**Work instructions**
Recast the data as a JSON list of strings with one string per line, starting at the first line of the data and ending at the line that contains "submission-date: Submission Date", both included. Leave out any blank lines.

Layout annotation records
╔══
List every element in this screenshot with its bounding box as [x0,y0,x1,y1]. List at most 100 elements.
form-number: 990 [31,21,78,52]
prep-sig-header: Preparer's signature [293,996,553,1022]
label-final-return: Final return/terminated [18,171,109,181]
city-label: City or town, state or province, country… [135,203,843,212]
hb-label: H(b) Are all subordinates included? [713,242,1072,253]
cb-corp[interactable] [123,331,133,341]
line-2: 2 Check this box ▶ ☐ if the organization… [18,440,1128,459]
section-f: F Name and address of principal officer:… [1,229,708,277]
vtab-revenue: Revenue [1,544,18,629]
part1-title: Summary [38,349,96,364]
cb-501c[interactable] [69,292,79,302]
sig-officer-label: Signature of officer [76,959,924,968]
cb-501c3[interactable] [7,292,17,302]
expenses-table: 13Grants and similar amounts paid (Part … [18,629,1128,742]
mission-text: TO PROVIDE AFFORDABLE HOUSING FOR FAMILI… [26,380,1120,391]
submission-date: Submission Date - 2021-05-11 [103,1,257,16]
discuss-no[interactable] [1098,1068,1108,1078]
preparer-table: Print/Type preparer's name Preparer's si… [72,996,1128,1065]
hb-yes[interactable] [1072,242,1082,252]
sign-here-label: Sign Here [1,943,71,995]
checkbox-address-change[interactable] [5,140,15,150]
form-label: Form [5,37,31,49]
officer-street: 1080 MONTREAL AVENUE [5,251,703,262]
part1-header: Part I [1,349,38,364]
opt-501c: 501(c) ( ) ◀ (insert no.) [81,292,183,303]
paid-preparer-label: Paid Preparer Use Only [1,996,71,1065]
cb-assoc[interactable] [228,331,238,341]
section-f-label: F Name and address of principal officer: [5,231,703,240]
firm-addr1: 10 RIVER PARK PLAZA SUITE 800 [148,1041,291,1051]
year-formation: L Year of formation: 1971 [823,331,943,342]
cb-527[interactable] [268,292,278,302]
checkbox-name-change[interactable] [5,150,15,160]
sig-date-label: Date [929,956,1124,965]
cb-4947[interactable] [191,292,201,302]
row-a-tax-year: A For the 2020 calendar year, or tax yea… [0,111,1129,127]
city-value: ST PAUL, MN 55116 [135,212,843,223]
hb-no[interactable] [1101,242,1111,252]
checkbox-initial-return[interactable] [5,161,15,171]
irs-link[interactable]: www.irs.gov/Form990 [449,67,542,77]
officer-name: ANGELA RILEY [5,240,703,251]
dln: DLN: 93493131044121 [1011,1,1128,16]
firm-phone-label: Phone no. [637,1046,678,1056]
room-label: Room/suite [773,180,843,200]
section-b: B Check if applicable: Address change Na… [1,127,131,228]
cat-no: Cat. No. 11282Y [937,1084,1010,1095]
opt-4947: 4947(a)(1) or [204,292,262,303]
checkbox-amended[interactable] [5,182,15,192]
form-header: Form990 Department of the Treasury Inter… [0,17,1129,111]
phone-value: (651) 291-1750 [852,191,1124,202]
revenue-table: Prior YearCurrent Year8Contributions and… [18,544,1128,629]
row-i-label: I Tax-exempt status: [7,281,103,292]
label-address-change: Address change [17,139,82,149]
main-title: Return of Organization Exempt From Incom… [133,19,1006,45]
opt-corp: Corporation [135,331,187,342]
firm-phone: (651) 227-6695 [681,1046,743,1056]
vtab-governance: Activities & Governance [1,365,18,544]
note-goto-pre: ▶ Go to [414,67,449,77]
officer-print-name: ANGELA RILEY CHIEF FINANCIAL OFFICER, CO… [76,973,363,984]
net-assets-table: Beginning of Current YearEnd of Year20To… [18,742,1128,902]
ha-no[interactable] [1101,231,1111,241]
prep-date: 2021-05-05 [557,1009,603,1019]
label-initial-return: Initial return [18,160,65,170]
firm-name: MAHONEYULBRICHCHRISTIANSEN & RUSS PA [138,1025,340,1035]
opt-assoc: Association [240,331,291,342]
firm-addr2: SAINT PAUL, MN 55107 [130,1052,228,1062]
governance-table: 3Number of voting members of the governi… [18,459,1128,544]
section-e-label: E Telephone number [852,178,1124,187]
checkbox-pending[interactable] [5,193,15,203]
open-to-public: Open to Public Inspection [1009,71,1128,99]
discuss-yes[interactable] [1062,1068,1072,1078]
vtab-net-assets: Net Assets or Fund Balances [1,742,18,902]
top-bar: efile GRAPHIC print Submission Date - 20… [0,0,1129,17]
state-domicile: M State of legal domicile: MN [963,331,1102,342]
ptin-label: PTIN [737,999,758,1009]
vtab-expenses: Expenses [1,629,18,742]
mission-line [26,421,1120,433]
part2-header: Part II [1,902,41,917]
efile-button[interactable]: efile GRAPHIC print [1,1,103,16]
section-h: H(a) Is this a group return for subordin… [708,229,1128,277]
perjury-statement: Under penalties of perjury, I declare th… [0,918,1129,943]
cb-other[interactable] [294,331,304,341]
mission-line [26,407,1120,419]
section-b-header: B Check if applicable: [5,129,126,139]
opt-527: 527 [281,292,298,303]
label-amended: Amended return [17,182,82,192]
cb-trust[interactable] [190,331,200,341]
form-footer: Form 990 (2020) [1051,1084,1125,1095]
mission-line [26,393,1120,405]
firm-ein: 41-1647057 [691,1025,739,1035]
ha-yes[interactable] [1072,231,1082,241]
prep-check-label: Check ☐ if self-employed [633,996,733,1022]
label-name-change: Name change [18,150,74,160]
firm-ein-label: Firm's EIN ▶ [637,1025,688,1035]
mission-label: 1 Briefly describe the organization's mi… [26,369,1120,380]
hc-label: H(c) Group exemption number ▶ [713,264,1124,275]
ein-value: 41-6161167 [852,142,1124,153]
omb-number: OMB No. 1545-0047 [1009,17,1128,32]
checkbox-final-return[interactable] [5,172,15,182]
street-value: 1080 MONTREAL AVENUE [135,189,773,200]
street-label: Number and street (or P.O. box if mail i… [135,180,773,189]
╚══
**Answer for this exercise**
[
  "List every element in this screenshot with its bounding box as [x0,y0,x1,y1]. List at most 100 elements.",
  "form-number: 990 [31,21,78,52]",
  "prep-sig-header: Preparer's signature [293,996,553,1022]",
  "label-final-return: Final return/terminated [18,171,109,181]",
  "city-label: City or town, state or province, country… [135,203,843,212]",
  "hb-label: H(b) Are all subordinates included? [713,242,1072,253]",
  "cb-corp[interactable] [123,331,133,341]",
  "line-2: 2 Check this box ▶ ☐ if the organization… [18,440,1128,459]",
  "section-f: F Name and address of principal officer:… [1,229,708,277]",
  "vtab-revenue: Revenue [1,544,18,629]",
  "part1-title: Summary [38,349,96,364]",
  "cb-501c[interactable] [69,292,79,302]",
  "sig-officer-label: Signature of officer [76,959,924,968]",
  "cb-501c3[interactable] [7,292,17,302]",
  "expenses-table: 13Grants and similar amounts paid (Part … [18,629,1128,742]",
  "mission-text: TO PROVIDE AFFORDABLE HOUSING FOR FAMILI… [26,380,1120,391]",
  "submission-date: Submission Date - 2021-05-11 [103,1,257,16]"
]